### Exercise description
Reproduce all the entries precisely.
begin Records shown
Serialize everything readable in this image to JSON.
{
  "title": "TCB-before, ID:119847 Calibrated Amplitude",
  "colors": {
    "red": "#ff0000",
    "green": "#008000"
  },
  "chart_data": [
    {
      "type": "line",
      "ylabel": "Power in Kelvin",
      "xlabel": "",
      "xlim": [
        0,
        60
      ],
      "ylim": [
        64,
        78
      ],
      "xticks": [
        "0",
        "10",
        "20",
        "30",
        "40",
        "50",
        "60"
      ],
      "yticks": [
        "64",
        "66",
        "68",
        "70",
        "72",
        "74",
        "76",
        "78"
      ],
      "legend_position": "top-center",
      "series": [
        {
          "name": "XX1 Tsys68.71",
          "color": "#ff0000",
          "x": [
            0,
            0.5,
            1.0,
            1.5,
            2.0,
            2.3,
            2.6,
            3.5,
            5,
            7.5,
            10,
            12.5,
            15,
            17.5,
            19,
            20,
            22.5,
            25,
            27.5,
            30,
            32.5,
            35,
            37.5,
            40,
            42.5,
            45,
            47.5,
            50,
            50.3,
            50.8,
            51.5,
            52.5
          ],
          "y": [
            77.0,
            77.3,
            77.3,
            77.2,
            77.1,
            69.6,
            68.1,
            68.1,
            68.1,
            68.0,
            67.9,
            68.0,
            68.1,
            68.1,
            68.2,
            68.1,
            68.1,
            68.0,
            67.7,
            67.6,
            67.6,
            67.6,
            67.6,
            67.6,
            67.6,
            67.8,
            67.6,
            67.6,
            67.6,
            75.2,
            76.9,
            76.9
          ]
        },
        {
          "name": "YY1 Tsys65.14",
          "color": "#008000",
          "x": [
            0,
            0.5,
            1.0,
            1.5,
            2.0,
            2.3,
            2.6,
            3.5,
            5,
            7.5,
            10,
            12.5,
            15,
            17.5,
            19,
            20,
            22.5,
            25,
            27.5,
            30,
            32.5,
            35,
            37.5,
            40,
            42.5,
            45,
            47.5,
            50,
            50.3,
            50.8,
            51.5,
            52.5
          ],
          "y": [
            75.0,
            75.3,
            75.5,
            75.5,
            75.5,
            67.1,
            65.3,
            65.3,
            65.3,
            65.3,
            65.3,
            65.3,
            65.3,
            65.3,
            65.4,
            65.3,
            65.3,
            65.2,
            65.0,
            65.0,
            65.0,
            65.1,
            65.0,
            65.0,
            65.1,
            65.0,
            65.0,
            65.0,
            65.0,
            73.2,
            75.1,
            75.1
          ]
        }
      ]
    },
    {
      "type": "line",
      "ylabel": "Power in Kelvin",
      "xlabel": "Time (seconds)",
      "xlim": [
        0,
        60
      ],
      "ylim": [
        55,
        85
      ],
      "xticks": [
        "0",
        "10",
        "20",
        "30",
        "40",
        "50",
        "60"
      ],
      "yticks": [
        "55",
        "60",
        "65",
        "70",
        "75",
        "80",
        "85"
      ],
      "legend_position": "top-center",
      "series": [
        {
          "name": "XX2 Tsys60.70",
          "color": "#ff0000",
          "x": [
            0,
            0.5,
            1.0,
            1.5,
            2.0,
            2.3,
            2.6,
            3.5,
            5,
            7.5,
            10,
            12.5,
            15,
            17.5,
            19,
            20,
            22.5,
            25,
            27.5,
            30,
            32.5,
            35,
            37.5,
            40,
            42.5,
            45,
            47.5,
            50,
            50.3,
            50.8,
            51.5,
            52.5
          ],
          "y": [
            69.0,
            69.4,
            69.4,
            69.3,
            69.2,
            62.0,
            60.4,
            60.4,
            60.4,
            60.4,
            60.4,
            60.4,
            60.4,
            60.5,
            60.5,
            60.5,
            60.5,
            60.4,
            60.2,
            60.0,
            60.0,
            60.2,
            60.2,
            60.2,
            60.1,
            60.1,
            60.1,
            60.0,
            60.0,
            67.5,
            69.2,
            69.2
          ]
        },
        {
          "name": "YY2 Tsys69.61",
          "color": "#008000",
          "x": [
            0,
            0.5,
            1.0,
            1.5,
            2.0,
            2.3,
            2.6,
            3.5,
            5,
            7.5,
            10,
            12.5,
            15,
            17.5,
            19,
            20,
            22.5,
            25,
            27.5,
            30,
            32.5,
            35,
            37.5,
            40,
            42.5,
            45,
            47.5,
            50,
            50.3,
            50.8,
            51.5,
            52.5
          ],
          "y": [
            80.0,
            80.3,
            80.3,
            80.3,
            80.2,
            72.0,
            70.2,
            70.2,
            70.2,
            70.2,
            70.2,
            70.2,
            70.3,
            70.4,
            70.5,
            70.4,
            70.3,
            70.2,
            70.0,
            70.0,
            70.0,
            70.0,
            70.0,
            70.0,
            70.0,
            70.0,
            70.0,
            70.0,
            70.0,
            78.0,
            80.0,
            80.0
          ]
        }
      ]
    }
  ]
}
end Records shown
### Task solution
Serialize everything readable in this image to JSON.
{
  "title": "TCB-before, ID:119847 Calibrated Amplitude",
  "colors": {
    "red": "#ff0000",
    "green": "#008000"
  },
  "chart_data": [
    {
      "type": "line",
      "ylabel": "Power in Kelvin",
      "xlabel": "",
      "xlim": [
        0,
        60
      ],
      "ylim": [
        64,
        78
      ],
      "xticks": [
        "0",
        "10",
        "20",
        "30",
        "40",
        "50",
        "60"
      ],
      "yticks": [
        "64",
        "66",
        "68",
        "70",
        "72",
        "74",
        "76",
        "78"
      ],
      "legend_position": "top-center",
      "series": [
        {
          "name": "XX1 Tsys68.71",
          "color": "#ff0000",
          "x": [
            0,
            0.5,
            1.0,
            1.5,
            2.0,
            2.3,
            2.6,
            3.5,
            5,
            7.5,
            10,
            12.5,
            15,
            17.5,
            19,
            20,
            22.5,
            25,
            27.5,
            30,
            32.5,
            35,
            37.5,
            40,
            42.5,
            45,
            47.5,
            50,
            50.3,
            50.8,
            51.5,
            52.5
          ],
          "y": [
            77.0,
            77.3,
            77.3,
            77.2,
            77.1,
            69.6,
            68.1,
            68.1,
            68.1,
            68.0,
            67.9,
            68.0,
            68.1,
            68.1,
            68.2,
            68.1,
            68.1,
            68.0,
            67.7,
            67.6,
            67.6,
            67.6,
            67.6,
            67.6,
            67.6,
            67.8,
            67.6,
            67.6,
            67.6,
            75.2,
            76.9,
            76.9
          ]
        },
        {
          "name": "YY1 Tsys65.14",
          "color": "#008000",
          "x": [
            0,
            0.5,
            1.0,
            1.5,
            2.0,
            2.3,
            2.6,
            3.5,
            5,
            7.5,
            10,
            12.5,
            15,
            17.5,
            19,
            20,
            22.5,
            25,
            27.5,
            30,
            32.5,
            35,
            37.5,
            40,
            42.5,
            45,
            47.5,
            50,
            50.3,
            50.8,
            51.5,
            52.5
          ],
          "y": [
            75.0,
            75.3,
            75.5,
            75.5,
            75.5,
            67.1,
            65.3,
            65.3,
            65.3,
            65.3,
            65.3,
            65.3,
            65.3,
            65.3,
            65.4,
            65.3,
            65.3,
            65.2,
            65.0,
            65.0,
            65.0,
            65.1,
            65.0,
            65.0,
            65.1,
            65.0,
            65.0,
            65.0,
            65.0,
            73.2,
            75.1,
            75.1
          ]
        }
      ]
    },
    {
      "type": "line",
      "ylabel": "Power in Kelvin",
      "xlabel": "Time (seconds)",
      "xlim": [
        0,
        60
      ],
      "ylim": [
        55,
        85
      ],
      "xticks": [
        "0",
        "10",
        "20",
        "30",
        "40",
        "50",
        "60"
      ],
      "yticks": [
        "55",
        "60",
        "65",
        "70",
        "75",
        "80",
        "85"
      ],
      "legend_position": "top-center",
      "series": [
        {
          "name": "XX2 Tsys60.70",
          "color": "#ff0000",
          "x": [
            0,
            0.5,
            1.0,
            1.5,
            2.0,
            2.3,
            2.6,
            3.5,
            5,
            7.5,
            10,
            12.5,
            15,
            17.5,
            19,
            20,
            22.5,
            25,
            27.5,
            30,
            32.5,
            35,
            37.5,
            40,
            42.5,
            45,
            47.5,
            50,
            50.3,
            50.8,
            51.5,
            52.5
          ],
          "y": [
            69.0,
            69.4,
            69.4,
            69.3,
            69.2,
            62.0,
            60.4,
            60.4,
            60.4,
            60.4,
            60.4,
            60.4,
            60.4,
            60.5,
            60.5,
            60.5,
            60.5,
            60.4,
            60.2,
            60.0,
            60.0,
            60.2,
            60.2,
            60.2,
            60.1,
            60.1,
            60.1,
            60.0,
            60.0,
            67.5,
            69.2,
            69.2
          ]
        },
        {
          "name": "YY2 Tsys69.61",
          "color": "#008000",
          "x": [
            0,
            0.5,
            1.0,
            1.5,
            2.0,
            2.3,
            2.6,
            3.5,
            5,
            7.5,
            10,
            12.5,
            15,
            17.5,
            19,
            20,
            22.5,
            25,
            27.5,
            30,
            32.5,
            35,
            37.5,
            40,
            42.5,
            45,
            47.5,
            50,
            50.3,
            50.8,
            51.5,
            52.5
          ],
          "y": [
            80.0,
            80.3,
            80.3,
            80.3,
            80.2,
            72.0,
            70.2,
            70.2,
            70.2,
            70.2,
            70.2,
            70.2,
            70.3,
            70.4,
            70.5,
            70.4,
            70.3,
            70.2,
            70.0,
            70.0,
            70.0,
            70.0,
            70.0,
            70.0,
            70.0,
            70.0,
            70.0,
            70.0,
            70.0,
            78.0,
            80.0,
            80.0
          ]
        }
      ]
    }
  ]
}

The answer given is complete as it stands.